*DATA RECORDS*
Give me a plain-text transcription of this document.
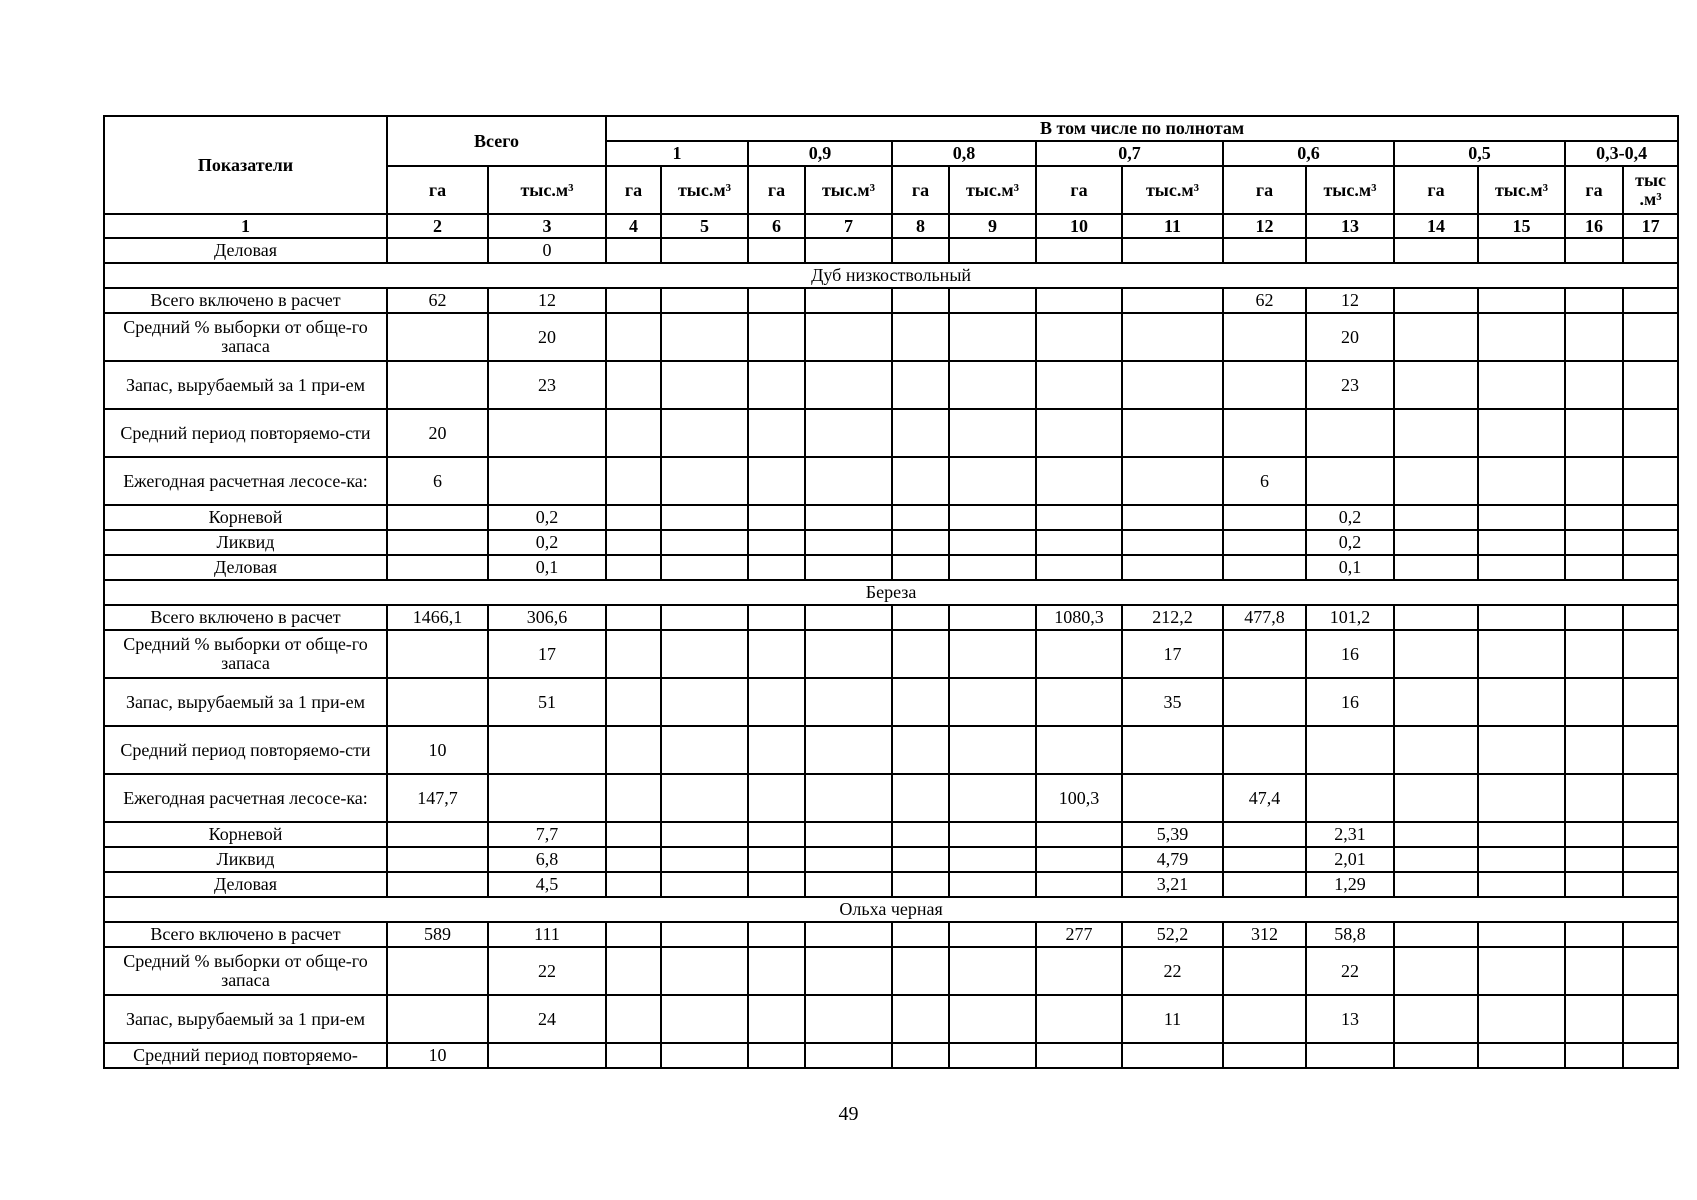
Показатели	Всего		В том числе по полнотам													
			1		0,9		0,8		0,7		0,6		0,5		0,3-0,4	
	га	тыс.м³	га	тыс.м³	га	тыс.м³	га	тыс.м³	га	тыс.м³	га	тыс.м³	га	тыс.м³	га	тыс .м³
1	2	3	4	5	6	7	8	9	10	11	12	13	14	15	16	17
Деловая		0														
Дуб низкоствольный																
Всего включено в расчет	62	12									62	12				
Средний % выборки от обще-го запаса		20										20				
Запас, вырубаемый за 1 при-ем		23										23				
Средний период повторяемо-сти	20															
Ежегодная расчетная лесосе-ка:	6										6					
Корневой		0,2										0,2				
Ликвид		0,2										0,2				
Деловая		0,1										0,1				
Береза																
Всего включено в расчет	1466,1	306,6							1080,3	212,2	477,8	101,2				
Средний % выборки от обще-го запаса		17								17		16				
Запас, вырубаемый за 1 при-ем		51								35		16				
Средний период повторяемо-сти	10															
Ежегодная расчетная лесосе-ка:	147,7								100,3		47,4					
Корневой		7,7								5,39		2,31				
Ликвид		6,8								4,79		2,01				
Деловая		4,5								3,21		1,29				
Ольха черная																
Всего включено в расчет	589	111							277	52,2	312	58,8				
Средний % выборки от обще-го запаса		22								22		22				
Запас, вырубаемый за 1 при-ем		24								11		13				
Средний период повторяемо-	10															
49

*WORK INSTRUCTIONS*
Gather each line in the entries above where the string "Деловая" is found.

*FINAL ANSWER*
Деловая		0														
Деловая		0,1										0,1				
Деловая		4,5								3,21		1,29				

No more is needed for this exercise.